# Written problem
Search the material below for the string "Ortiz" and list each line that holds it.

# Data entries
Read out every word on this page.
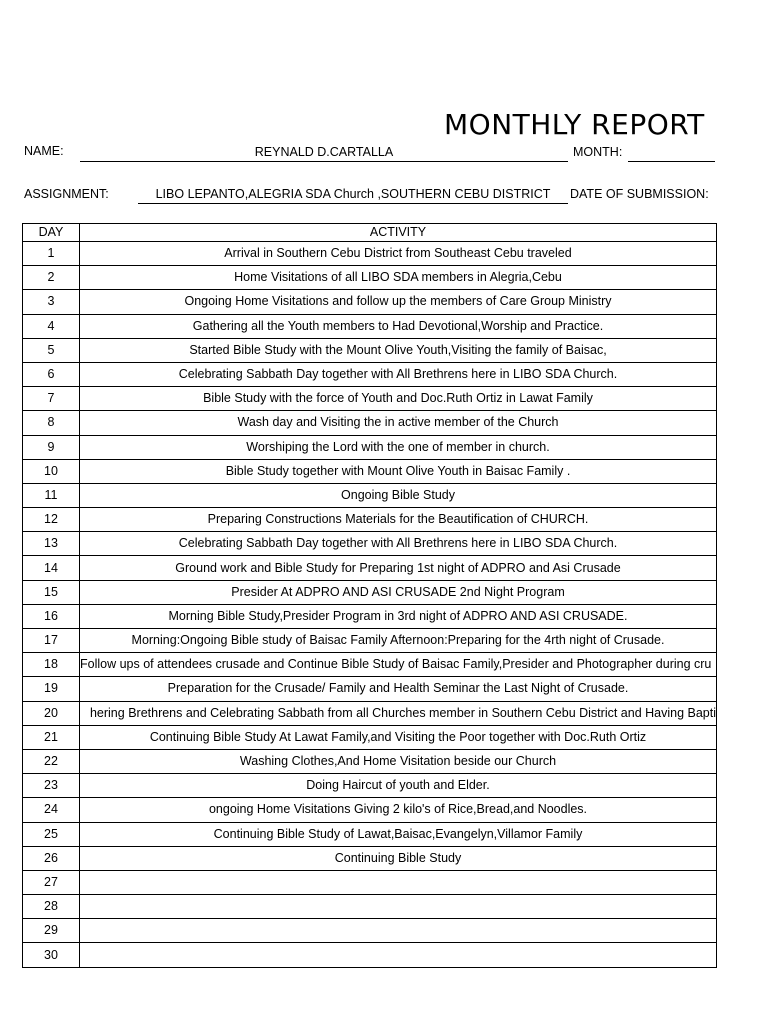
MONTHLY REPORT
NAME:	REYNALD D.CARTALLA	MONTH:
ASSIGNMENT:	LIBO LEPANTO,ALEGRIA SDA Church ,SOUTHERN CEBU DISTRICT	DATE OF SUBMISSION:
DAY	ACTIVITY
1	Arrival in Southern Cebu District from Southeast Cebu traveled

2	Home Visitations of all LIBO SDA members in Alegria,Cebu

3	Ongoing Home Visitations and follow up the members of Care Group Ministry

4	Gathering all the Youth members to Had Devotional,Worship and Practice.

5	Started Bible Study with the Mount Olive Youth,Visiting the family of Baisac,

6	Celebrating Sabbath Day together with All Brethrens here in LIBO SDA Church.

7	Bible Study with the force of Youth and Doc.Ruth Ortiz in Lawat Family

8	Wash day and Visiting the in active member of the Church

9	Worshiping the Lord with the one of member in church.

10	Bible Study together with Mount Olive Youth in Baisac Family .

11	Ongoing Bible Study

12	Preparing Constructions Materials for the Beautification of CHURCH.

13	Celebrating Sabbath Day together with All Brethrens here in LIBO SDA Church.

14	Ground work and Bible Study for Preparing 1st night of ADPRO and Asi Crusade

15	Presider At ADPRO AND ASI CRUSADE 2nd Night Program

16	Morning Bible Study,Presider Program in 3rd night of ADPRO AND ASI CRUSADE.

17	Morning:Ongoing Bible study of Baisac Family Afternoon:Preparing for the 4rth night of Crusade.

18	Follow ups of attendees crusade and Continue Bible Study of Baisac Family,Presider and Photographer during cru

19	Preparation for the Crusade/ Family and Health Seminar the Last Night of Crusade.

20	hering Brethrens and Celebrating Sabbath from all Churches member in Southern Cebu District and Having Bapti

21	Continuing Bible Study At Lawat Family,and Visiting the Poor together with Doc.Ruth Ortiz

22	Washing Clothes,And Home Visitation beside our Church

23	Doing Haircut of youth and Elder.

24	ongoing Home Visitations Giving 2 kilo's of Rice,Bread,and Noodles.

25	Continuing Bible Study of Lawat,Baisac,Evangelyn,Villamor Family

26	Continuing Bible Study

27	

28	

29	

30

# Problem solution
7	Bible Study with the force of Youth and Doc.Ruth Ortiz in Lawat Family
21	Continuing Bible Study At Lawat Family,and Visiting the Poor together with Doc.Ruth Ortiz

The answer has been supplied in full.